To be done
Only lines holding the word "Epidemiológica" should be copied from the material.

(Entries with figure data)
══════════════════════════════
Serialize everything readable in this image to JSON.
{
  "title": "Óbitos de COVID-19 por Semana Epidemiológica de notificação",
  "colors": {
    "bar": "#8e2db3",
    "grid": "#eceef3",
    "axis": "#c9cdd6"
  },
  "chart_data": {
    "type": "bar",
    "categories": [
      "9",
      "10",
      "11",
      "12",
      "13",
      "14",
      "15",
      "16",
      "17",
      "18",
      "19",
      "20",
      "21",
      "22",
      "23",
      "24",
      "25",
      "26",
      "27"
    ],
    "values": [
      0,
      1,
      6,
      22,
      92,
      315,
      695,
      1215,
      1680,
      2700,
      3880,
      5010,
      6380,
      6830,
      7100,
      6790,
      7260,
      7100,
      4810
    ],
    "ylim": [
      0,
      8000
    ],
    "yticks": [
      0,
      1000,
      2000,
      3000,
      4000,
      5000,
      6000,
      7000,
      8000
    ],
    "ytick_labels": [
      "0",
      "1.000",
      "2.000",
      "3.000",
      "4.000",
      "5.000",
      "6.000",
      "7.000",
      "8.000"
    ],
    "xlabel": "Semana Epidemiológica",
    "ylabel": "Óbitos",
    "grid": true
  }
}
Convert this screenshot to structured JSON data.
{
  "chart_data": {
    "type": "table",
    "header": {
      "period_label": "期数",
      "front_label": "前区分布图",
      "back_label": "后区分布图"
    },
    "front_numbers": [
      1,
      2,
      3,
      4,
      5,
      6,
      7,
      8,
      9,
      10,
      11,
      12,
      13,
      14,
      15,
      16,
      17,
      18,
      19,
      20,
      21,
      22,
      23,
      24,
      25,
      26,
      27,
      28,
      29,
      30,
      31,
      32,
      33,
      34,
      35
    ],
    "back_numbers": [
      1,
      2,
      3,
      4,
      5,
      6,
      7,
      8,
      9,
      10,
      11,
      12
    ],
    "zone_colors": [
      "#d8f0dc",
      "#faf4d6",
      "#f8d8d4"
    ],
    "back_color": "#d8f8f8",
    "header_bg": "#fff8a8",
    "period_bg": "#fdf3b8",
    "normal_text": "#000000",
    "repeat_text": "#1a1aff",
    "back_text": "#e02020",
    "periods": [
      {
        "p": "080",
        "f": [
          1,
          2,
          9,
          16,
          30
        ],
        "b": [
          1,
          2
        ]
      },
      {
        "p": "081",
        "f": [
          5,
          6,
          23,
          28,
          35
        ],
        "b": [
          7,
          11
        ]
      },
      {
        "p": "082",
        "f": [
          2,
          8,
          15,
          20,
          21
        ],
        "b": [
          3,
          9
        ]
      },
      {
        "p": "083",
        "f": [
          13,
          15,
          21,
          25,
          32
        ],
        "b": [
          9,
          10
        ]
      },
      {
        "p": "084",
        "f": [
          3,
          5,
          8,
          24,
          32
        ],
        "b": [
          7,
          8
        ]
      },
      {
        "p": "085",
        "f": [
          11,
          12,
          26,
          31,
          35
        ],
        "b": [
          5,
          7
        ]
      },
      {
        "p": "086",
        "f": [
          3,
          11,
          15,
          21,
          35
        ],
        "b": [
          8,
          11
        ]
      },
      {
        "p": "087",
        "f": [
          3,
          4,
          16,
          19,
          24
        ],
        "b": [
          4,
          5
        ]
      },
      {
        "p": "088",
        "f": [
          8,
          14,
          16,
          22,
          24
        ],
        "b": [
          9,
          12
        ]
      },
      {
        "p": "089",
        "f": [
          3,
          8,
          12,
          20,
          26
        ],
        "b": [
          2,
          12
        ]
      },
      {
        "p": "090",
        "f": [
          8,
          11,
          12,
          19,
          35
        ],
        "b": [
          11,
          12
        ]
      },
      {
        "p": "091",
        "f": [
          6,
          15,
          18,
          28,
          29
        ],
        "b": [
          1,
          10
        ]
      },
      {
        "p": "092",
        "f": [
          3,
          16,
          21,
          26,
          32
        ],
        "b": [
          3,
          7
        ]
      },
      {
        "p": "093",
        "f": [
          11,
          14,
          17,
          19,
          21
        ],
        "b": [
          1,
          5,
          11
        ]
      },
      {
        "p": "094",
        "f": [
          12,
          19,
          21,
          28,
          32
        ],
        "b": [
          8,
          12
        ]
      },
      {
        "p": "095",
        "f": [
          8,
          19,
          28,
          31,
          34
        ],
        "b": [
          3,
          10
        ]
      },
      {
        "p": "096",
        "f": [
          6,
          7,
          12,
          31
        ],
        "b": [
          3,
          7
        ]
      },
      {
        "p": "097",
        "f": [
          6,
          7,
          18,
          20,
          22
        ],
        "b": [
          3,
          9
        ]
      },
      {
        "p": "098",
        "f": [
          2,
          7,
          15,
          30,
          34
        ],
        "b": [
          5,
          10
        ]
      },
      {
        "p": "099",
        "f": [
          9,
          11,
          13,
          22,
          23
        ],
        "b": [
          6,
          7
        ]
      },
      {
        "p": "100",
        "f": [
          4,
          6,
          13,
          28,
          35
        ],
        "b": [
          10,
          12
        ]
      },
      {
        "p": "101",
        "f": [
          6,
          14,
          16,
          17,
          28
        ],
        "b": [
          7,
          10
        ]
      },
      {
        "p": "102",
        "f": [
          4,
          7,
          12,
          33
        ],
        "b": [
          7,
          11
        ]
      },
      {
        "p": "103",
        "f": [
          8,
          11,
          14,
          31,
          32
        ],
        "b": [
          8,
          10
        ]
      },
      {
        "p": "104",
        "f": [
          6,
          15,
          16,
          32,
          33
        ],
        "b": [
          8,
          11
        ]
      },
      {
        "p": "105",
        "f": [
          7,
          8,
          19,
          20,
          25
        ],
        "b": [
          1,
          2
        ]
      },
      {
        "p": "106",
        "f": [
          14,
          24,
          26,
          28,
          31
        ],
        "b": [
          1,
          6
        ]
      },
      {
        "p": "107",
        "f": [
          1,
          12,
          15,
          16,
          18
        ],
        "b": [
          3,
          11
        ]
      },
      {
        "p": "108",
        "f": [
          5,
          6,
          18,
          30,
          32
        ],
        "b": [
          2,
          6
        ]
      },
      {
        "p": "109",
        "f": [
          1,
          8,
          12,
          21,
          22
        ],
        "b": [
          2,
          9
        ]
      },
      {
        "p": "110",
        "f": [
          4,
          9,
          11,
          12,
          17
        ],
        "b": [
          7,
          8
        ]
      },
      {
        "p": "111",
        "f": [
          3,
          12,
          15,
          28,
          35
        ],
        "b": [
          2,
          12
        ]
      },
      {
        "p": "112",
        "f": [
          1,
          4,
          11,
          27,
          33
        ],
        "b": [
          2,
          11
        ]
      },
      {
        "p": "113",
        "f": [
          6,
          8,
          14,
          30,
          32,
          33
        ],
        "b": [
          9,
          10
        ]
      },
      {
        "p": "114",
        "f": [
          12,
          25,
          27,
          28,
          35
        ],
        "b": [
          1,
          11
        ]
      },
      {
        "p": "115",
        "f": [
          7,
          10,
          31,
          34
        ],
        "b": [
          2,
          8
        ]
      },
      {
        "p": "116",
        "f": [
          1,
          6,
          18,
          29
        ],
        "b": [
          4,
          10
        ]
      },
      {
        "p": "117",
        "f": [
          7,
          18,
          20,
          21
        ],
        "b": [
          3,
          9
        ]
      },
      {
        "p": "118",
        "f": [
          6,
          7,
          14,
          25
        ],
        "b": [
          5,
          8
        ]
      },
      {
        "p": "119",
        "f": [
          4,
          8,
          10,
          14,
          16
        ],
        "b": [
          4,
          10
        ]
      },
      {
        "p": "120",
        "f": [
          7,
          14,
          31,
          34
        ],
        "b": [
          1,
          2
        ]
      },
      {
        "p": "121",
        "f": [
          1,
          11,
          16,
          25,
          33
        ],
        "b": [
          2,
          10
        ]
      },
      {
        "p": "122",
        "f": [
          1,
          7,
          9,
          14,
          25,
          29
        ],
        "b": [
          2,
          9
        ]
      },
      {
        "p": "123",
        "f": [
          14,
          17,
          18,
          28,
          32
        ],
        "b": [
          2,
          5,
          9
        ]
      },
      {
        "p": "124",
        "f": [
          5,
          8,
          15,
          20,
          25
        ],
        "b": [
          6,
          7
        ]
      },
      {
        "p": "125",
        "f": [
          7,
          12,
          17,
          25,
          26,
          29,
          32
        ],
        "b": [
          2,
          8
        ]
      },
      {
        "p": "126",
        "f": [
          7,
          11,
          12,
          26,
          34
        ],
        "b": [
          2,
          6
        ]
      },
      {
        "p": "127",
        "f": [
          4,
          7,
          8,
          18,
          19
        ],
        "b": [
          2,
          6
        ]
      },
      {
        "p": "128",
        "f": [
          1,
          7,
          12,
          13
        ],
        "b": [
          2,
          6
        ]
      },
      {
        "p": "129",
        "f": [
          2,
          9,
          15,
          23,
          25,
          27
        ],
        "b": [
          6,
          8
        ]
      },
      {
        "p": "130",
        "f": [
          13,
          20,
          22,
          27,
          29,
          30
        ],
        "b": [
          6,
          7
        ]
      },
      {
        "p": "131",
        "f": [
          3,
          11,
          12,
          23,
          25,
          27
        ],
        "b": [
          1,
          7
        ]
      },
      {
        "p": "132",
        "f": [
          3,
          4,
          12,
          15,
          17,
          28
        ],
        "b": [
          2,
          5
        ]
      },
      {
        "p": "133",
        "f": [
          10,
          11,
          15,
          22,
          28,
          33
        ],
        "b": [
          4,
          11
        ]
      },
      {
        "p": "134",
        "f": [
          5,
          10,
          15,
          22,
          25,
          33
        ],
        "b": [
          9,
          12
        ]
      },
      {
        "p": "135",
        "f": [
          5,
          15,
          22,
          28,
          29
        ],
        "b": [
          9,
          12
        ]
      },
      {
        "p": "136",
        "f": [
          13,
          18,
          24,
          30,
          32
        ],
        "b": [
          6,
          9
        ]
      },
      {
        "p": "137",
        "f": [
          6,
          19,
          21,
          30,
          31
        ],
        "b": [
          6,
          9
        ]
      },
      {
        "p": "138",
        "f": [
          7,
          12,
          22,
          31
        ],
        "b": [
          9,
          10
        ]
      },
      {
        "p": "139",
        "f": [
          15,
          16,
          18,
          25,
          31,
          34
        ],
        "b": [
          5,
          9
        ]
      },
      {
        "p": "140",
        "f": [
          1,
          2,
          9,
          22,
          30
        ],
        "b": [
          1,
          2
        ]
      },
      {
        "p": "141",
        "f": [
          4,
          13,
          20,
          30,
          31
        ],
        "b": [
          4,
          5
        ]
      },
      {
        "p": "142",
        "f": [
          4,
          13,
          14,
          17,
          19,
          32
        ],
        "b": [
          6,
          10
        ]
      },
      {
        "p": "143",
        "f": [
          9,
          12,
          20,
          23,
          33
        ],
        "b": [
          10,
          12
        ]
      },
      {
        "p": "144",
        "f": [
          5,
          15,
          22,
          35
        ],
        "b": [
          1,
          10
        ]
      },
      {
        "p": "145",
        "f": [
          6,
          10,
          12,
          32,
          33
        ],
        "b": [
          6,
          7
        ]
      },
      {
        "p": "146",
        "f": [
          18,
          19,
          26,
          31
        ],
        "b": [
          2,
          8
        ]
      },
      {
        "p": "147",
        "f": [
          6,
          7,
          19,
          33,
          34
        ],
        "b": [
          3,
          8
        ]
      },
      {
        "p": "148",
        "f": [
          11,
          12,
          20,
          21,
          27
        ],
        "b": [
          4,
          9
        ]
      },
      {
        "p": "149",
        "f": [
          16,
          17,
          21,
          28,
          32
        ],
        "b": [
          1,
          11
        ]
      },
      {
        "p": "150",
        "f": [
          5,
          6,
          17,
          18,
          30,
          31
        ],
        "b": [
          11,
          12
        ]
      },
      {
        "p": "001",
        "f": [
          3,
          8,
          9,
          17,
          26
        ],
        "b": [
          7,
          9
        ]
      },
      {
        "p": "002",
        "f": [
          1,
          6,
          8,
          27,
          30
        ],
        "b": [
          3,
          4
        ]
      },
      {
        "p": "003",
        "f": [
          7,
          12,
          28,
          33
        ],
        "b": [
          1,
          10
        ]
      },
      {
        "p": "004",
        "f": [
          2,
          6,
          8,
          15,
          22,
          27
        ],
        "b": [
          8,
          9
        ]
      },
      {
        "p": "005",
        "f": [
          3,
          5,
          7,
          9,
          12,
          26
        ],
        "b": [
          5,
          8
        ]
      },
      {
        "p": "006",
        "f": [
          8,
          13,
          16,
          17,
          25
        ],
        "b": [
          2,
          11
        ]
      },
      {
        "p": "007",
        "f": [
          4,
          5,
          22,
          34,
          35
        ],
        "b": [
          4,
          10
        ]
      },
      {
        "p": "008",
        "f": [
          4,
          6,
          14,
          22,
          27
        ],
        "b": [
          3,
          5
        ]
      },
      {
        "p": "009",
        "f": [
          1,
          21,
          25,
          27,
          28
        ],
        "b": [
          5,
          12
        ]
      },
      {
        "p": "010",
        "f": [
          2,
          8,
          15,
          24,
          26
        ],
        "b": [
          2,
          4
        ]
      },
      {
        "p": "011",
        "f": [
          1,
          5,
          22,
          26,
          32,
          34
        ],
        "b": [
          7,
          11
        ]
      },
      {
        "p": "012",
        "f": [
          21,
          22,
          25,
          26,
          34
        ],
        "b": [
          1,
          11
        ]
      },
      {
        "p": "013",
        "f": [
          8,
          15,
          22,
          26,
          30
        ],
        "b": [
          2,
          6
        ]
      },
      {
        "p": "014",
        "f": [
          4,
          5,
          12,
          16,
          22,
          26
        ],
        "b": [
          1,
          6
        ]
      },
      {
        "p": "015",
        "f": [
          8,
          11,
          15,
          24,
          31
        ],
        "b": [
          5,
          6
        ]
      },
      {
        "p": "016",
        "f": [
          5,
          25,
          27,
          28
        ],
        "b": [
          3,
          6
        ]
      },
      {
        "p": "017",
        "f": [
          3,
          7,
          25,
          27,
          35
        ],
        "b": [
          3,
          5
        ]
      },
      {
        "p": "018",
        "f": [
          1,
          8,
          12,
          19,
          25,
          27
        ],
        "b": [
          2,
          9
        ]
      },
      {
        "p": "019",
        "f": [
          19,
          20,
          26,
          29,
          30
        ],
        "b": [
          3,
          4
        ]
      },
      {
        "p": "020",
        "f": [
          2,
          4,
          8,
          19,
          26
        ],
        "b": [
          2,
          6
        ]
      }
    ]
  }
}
══════════════════════════════
Right answer
  "title": "Óbitos de COVID-19 por Semana Epidemiológica de notificação",
    "xlabel": "Semana Epidemiológica",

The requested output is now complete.